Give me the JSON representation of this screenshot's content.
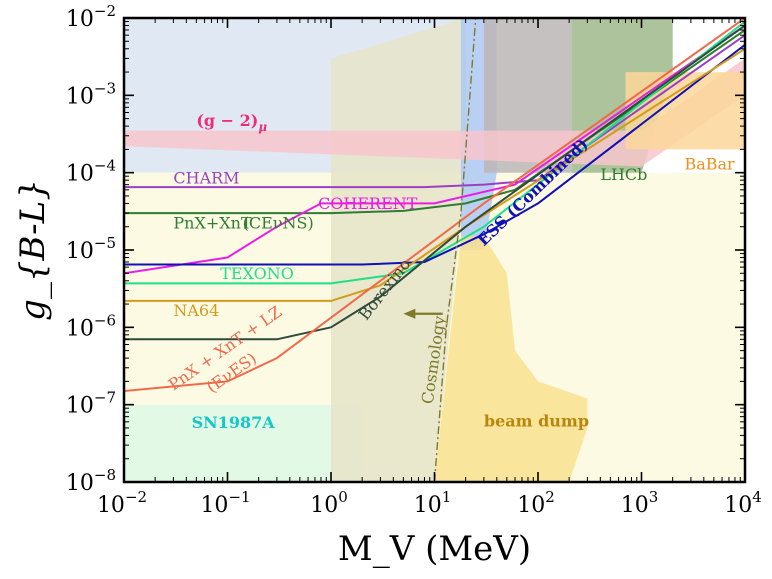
{
  "chart_data": {
    "type": "line",
    "title": "",
    "xlabel": "M_V (MeV)",
    "ylabel": "g_{B-L}",
    "xscale": "log",
    "yscale": "log",
    "xlim": [
      0.01,
      10000
    ],
    "ylim": [
      1e-08,
      0.01
    ],
    "x_ticks": [
      {
        "value": 0.01,
        "base": "10",
        "exp": "−2"
      },
      {
        "value": 0.1,
        "base": "10",
        "exp": "−1"
      },
      {
        "value": 1,
        "base": "10",
        "exp": "0"
      },
      {
        "value": 10,
        "base": "10",
        "exp": "1"
      },
      {
        "value": 100,
        "base": "10",
        "exp": "2"
      },
      {
        "value": 1000,
        "base": "10",
        "exp": "3"
      },
      {
        "value": 10000,
        "base": "10",
        "exp": "4"
      }
    ],
    "y_ticks": [
      {
        "value": 1e-08,
        "base": "10",
        "exp": "−8"
      },
      {
        "value": 1e-07,
        "base": "10",
        "exp": "−7"
      },
      {
        "value": 1e-06,
        "base": "10",
        "exp": "−6"
      },
      {
        "value": 1e-05,
        "base": "10",
        "exp": "−5"
      },
      {
        "value": 0.0001,
        "base": "10",
        "exp": "−4"
      },
      {
        "value": 0.001,
        "base": "10",
        "exp": "−3"
      },
      {
        "value": 0.01,
        "base": "10",
        "exp": "−2"
      }
    ],
    "regions": [
      {
        "name": "blue-background",
        "color": "#dbe5f1",
        "points": [
          [
            0.01,
            0.0001
          ],
          [
            20,
            0.0001
          ],
          [
            20,
            0.01
          ],
          [
            0.01,
            0.01
          ]
        ]
      },
      {
        "name": "yellow-background",
        "color": "#fdf9df",
        "points": [
          [
            0.01,
            1e-08
          ],
          [
            10000,
            1e-08
          ],
          [
            10000,
            0.0001
          ],
          [
            0.01,
            0.0001
          ]
        ]
      },
      {
        "name": "sn1987a",
        "label": "SN1987A",
        "color": "#ddf8e6",
        "points": [
          [
            0.01,
            1e-08
          ],
          [
            2,
            1e-08
          ],
          [
            2,
            1e-07
          ],
          [
            0.01,
            1e-07
          ]
        ]
      },
      {
        "name": "cosmology-region",
        "color": "#e6e4c8",
        "points": [
          [
            1,
            1e-08
          ],
          [
            10,
            1e-08
          ],
          [
            20,
            0.0001
          ],
          [
            20,
            0.01
          ],
          [
            1,
            0.003
          ]
        ]
      },
      {
        "name": "accel-blue",
        "color": "#adc8f2",
        "points": [
          [
            18,
            1e-05
          ],
          [
            30,
            1e-05
          ],
          [
            40,
            0.0001
          ],
          [
            40,
            0.01
          ],
          [
            18,
            0.01
          ]
        ]
      },
      {
        "name": "collider-grey",
        "color": "#bcb6b6",
        "points": [
          [
            30,
            0.0001
          ],
          [
            210,
            0.0001
          ],
          [
            210,
            0.01
          ],
          [
            30,
            0.01
          ]
        ]
      },
      {
        "name": "lhcb-green",
        "color": "#9fb98b",
        "points": [
          [
            210,
            0.0001
          ],
          [
            1000,
            0.0001
          ],
          [
            2000,
            0.002
          ],
          [
            2000,
            0.01
          ],
          [
            210,
            0.01
          ]
        ]
      },
      {
        "name": "beam-dump",
        "label": "beam dump",
        "color": "#f8e08e",
        "points": [
          [
            10,
            1e-08
          ],
          [
            200,
            1e-08
          ],
          [
            300,
            5e-08
          ],
          [
            300,
            1.2e-07
          ],
          [
            100,
            2e-07
          ],
          [
            60,
            5e-07
          ],
          [
            50,
            5e-06
          ],
          [
            30,
            1.5e-05
          ],
          [
            18,
            1.5e-05
          ],
          [
            10,
            1e-08
          ]
        ]
      },
      {
        "name": "g-2-band",
        "label": "(g − 2)_μ",
        "color": "#f7c6cc",
        "points": [
          [
            0.01,
            0.00035
          ],
          [
            1000,
            0.00035
          ],
          [
            10000,
            0.003
          ],
          [
            10000,
            0.001
          ],
          [
            1000,
            0.00012
          ],
          [
            0.01,
            0.00022
          ]
        ]
      },
      {
        "name": "babar-fill",
        "label": "BaBar",
        "color": "#fbd79a",
        "points": [
          [
            700,
            0.0002
          ],
          [
            10000,
            0.0002
          ],
          [
            10000,
            0.002
          ],
          [
            700,
            0.002
          ]
        ]
      }
    ],
    "series": [
      {
        "name": "CHARM",
        "color": "#9b3fc4",
        "points": [
          [
            0.01,
            6.5e-05
          ],
          [
            8,
            6.5e-05
          ],
          [
            30,
            7e-05
          ],
          [
            100,
            8e-05
          ],
          [
            10000,
            0.006
          ]
        ]
      },
      {
        "name": "PnX+XnT (CEνNS)",
        "color": "#2e7d32",
        "points": [
          [
            0.01,
            3e-05
          ],
          [
            1,
            3e-05
          ],
          [
            5,
            3.2e-05
          ],
          [
            20,
            4e-05
          ],
          [
            60,
            6e-05
          ],
          [
            10000,
            0.007
          ]
        ]
      },
      {
        "name": "COHERENT",
        "color": "#e91ee6",
        "points": [
          [
            0.01,
            5e-06
          ],
          [
            0.1,
            8e-06
          ],
          [
            0.3,
            2e-05
          ],
          [
            0.8,
            4e-05
          ],
          [
            10,
            4e-05
          ],
          [
            60,
            7e-05
          ],
          [
            10000,
            0.008
          ]
        ]
      },
      {
        "name": "TEXONO",
        "color": "#1de088",
        "points": [
          [
            0.01,
            3.7e-06
          ],
          [
            1,
            3.7e-06
          ],
          [
            5,
            5e-06
          ],
          [
            30,
            2e-05
          ],
          [
            10000,
            0.009
          ]
        ]
      },
      {
        "name": "ESS (Combined)",
        "color": "#1010b5",
        "points": [
          [
            0.01,
            6.5e-06
          ],
          [
            2,
            6.5e-06
          ],
          [
            8,
            7e-06
          ],
          [
            30,
            1.6e-05
          ],
          [
            100,
            4e-05
          ],
          [
            10000,
            0.0045
          ]
        ]
      },
      {
        "name": "NA64",
        "color": "#d49a1a",
        "points": [
          [
            0.01,
            2.2e-06
          ],
          [
            1,
            2.2e-06
          ],
          [
            3,
            3.5e-06
          ],
          [
            20,
            2e-05
          ],
          [
            10000,
            0.004
          ]
        ]
      },
      {
        "name": "Borexino",
        "color": "#2f4a3c",
        "points": [
          [
            0.01,
            7e-07
          ],
          [
            0.3,
            7e-07
          ],
          [
            1,
            1e-06
          ],
          [
            3,
            2.5e-06
          ],
          [
            20,
            2e-05
          ],
          [
            10000,
            0.008
          ]
        ]
      },
      {
        "name": "PnX + XnT + LZ (EνES)",
        "color": "#f06a4a",
        "points": [
          [
            0.01,
            1.5e-07
          ],
          [
            0.1,
            2e-07
          ],
          [
            0.3,
            4e-07
          ],
          [
            3,
            4e-06
          ],
          [
            30,
            4e-05
          ],
          [
            10000,
            0.01
          ]
        ]
      },
      {
        "name": "Cosmology",
        "color": "#7d7a2b",
        "dash": "8 3 2 3",
        "points": [
          [
            10,
            1e-08
          ],
          [
            13,
            1e-06
          ],
          [
            18,
            3e-05
          ],
          [
            22,
            0.001
          ],
          [
            25,
            0.01
          ]
        ]
      }
    ],
    "annotations": [
      {
        "name": "label-g-2",
        "text": "(g − 2)",
        "sub": "μ",
        "color": "#ee2a7b",
        "x": 0.05,
        "y": 0.0004,
        "rotate": 0,
        "weight": "bold"
      },
      {
        "name": "label-charm",
        "text": "CHARM",
        "color": "#9b3fc4",
        "x": 0.03,
        "y": 7.2e-05,
        "rotate": 0
      },
      {
        "name": "label-pnx-xnt",
        "text": "PnX+XnT",
        "color": "#2e7d32",
        "x": 0.03,
        "y": 1.9e-05,
        "rotate": 0
      },
      {
        "name": "label-cevns",
        "text": "(CEνNS)",
        "color": "#2e7d32",
        "x": 0.14,
        "y": 1.9e-05,
        "rotate": 0
      },
      {
        "name": "label-coherent",
        "text": "COHERENT",
        "color": "#e91ee6",
        "x": 0.75,
        "y": 3.4e-05,
        "rotate": 0
      },
      {
        "name": "label-texono",
        "text": "TEXONO",
        "color": "#1de088",
        "x": 0.085,
        "y": 4.2e-06,
        "rotate": 0
      },
      {
        "name": "label-na64",
        "text": "NA64",
        "color": "#d49a1a",
        "x": 0.03,
        "y": 1.4e-06,
        "rotate": 0
      },
      {
        "name": "label-borexino",
        "text": "Borexino",
        "color": "#2f4a3c",
        "x": 2.2,
        "y": 1.2e-06,
        "rotate": -52
      },
      {
        "name": "label-pnx-lz",
        "text": "PnX + XnT + LZ",
        "color": "#f06a4a",
        "x": 0.03,
        "y": 1.5e-07,
        "rotate": -35
      },
      {
        "name": "label-eves",
        "text": "(EνES)",
        "color": "#f06a4a",
        "x": 0.07,
        "y": 1.4e-07,
        "rotate": -35
      },
      {
        "name": "label-cosmology",
        "text": "Cosmology",
        "color": "#7d7a2b",
        "x": 9.6,
        "y": 1e-07,
        "rotate": -82
      },
      {
        "name": "label-ess",
        "text": "ESS (Combined)",
        "color": "#1010b5",
        "x": 30,
        "y": 1.1e-05,
        "rotate": -44,
        "weight": "bold",
        "size": 20
      },
      {
        "name": "label-lhcb",
        "text": "LHCb",
        "color": "#2e7d32",
        "x": 400,
        "y": 8e-05,
        "rotate": 0
      },
      {
        "name": "label-babar",
        "text": "BaBar",
        "color": "#f0901a",
        "x": 2600,
        "y": 0.00011,
        "rotate": 0
      },
      {
        "name": "label-sn1987a",
        "text": "SN1987A",
        "color": "#14c7c9",
        "x": 0.045,
        "y": 5e-08,
        "rotate": 0,
        "weight": "bold"
      },
      {
        "name": "label-beam-dump",
        "text": "beam dump",
        "color": "#b8860b",
        "x": 30,
        "y": 5.2e-08,
        "rotate": 0,
        "weight": "bold"
      }
    ],
    "arrow": {
      "name": "cosmology-arrow",
      "color": "#7d7a2b",
      "from": [
        12,
        1.5e-06
      ],
      "to": [
        5,
        1.5e-06
      ]
    }
  }
}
=-=-=
● **WHAT IS NEEDED**
Determine how many lines in the listing above hold the string "dump", then write only the number.

● **RESULT BELOW**
4